TASK MATERIAL:

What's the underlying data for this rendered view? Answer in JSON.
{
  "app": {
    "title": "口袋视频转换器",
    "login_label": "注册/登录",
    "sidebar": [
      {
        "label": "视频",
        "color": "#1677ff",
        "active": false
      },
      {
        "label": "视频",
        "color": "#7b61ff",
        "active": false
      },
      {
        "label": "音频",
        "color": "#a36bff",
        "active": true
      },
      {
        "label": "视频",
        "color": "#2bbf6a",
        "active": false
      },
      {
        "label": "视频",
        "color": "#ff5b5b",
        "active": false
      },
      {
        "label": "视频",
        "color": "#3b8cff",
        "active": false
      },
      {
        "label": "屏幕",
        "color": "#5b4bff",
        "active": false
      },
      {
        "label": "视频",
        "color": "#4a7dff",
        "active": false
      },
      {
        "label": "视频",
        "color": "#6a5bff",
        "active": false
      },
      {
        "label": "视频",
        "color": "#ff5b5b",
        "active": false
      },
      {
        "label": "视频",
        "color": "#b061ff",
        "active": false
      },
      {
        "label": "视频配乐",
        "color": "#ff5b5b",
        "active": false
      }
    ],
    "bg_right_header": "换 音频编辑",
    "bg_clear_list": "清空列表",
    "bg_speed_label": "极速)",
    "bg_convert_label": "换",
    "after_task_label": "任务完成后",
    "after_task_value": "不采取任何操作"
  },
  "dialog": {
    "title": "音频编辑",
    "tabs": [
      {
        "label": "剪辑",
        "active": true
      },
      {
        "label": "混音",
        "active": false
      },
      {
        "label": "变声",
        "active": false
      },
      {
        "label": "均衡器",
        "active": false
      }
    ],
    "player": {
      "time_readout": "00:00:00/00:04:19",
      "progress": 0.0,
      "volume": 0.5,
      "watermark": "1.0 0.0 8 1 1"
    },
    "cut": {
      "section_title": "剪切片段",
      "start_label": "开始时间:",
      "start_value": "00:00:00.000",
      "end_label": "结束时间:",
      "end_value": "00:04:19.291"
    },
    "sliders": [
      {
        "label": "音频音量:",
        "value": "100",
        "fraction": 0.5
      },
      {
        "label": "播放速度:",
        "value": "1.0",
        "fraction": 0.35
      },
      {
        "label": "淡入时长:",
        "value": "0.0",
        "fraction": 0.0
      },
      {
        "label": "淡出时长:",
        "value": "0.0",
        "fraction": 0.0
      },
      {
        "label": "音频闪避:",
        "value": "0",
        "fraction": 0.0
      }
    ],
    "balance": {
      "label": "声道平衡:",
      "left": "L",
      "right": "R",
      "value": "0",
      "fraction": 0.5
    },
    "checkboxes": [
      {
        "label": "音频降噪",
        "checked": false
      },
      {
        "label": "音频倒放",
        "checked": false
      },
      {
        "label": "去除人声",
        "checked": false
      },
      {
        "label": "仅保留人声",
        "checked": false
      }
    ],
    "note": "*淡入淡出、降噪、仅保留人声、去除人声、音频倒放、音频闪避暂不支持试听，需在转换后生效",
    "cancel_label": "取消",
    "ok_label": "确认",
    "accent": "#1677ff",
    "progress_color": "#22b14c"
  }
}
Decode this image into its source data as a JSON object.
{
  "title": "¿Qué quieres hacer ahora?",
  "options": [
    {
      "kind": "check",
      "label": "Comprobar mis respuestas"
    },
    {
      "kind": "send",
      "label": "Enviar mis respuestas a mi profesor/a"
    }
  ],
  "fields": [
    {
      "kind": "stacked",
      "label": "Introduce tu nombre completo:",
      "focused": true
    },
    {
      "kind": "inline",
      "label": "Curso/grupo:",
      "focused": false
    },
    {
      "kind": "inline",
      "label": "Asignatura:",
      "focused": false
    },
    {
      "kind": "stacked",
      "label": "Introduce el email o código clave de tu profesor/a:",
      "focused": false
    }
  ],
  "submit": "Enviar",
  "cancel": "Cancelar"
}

OBJECTIVE: Output the data above exactly, please, line for line.

TASK RESULT:
What's the underlying data for this rendered view? Answer in JSON.
{
  "app": {
    "title": "口袋视频转换器",
    "login_label": "注册/登录",
    "sidebar": [
      {
        "label": "视频",
        "color": "#1677ff",
        "active": false
      },
      {
        "label": "视频",
        "color": "#7b61ff",
        "active": false
      },
      {
        "label": "音频",
        "color": "#a36bff",
        "active": true
      },
      {
        "label": "视频",
        "color": "#2bbf6a",
        "active": false
      },
      {
        "label": "视频",
        "color": "#ff5b5b",
        "active": false
      },
      {
        "label": "视频",
        "color": "#3b8cff",
        "active": false
      },
      {
        "label": "屏幕",
        "color": "#5b4bff",
        "active": false
      },
      {
        "label": "视频",
        "color": "#4a7dff",
        "active": false
      },
      {
        "label": "视频",
        "color": "#6a5bff",
        "active": false
      },
      {
        "label": "视频",
        "color": "#ff5b5b",
        "active": false
      },
      {
        "label": "视频",
        "color": "#b061ff",
        "active": false
      },
      {
        "label": "视频配乐",
        "color": "#ff5b5b",
        "active": false
      }
    ],
    "bg_right_header": "换 音频编辑",
    "bg_clear_list": "清空列表",
    "bg_speed_label": "极速)",
    "bg_convert_label": "换",
    "after_task_label": "任务完成后",
    "after_task_value": "不采取任何操作"
  },
  "dialog": {
    "title": "音频编辑",
    "tabs": [
      {
        "label": "剪辑",
        "active": true
      },
      {
        "label": "混音",
        "active": false
      },
      {
        "label": "变声",
        "active": false
      },
      {
        "label": "均衡器",
        "active": false
      }
    ],
    "player": {
      "time_readout": "00:00:00/00:04:19",
      "progress": 0.0,
      "volume": 0.5,
      "watermark": "1.0 0.0 8 1 1"
    },
    "cut": {
      "section_title": "剪切片段",
      "start_label": "开始时间:",
      "start_value": "00:00:00.000",
      "end_label": "结束时间:",
      "end_value": "00:04:19.291"
    },
    "sliders": [
      {
        "label": "音频音量:",
        "value": "100",
        "fraction": 0.5
      },
      {
        "label": "播放速度:",
        "value": "1.0",
        "fraction": 0.35
      },
      {
        "label": "淡入时长:",
        "value": "0.0",
        "fraction": 0.0
      },
      {
        "label": "淡出时长:",
        "value": "0.0",
        "fraction": 0.0
      },
      {
        "label": "音频闪避:",
        "value": "0",
        "fraction": 0.0
      }
    ],
    "balance": {
      "label": "声道平衡:",
      "left": "L",
      "right": "R",
      "value": "0",
      "fraction": 0.5
    },
    "checkboxes": [
      {
        "label": "音频降噪",
        "checked": false
      },
      {
        "label": "音频倒放",
        "checked": false
      },
      {
        "label": "去除人声",
        "checked": false
      },
      {
        "label": "仅保留人声",
        "checked": false
      }
    ],
    "note": "*淡入淡出、降噪、仅保留人声、去除人声、音频倒放、音频闪避暂不支持试听，需在转换后生效",
    "cancel_label": "取消",
    "ok_label": "确认",
    "accent": "#1677ff",
    "progress_color": "#22b14c"
  }
}
Decode this image into its source data as a JSON object.
{
  "title": "¿Qué quieres hacer ahora?",
  "options": [
    {
      "kind": "check",
      "label": "Comprobar mis respuestas"
    },
    {
      "kind": "send",
      "label": "Enviar mis respuestas a mi profesor/a"
    }
  ],
  "fields": [
    {
      "kind": "stacked",
      "label": "Introduce tu nombre completo:",
      "focused": true
    },
    {
      "kind": "inline",
      "label": "Curso/grupo:",
      "focused": false
    },
    {
      "kind": "inline",
      "label": "Asignatura:",
      "focused": false
    },
    {
      "kind": "stacked",
      "label": "Introduce el email o código clave de tu profesor/a:",
      "focused": false
    }
  ],
  "submit": "Enviar",
  "cancel": "Cancelar"
}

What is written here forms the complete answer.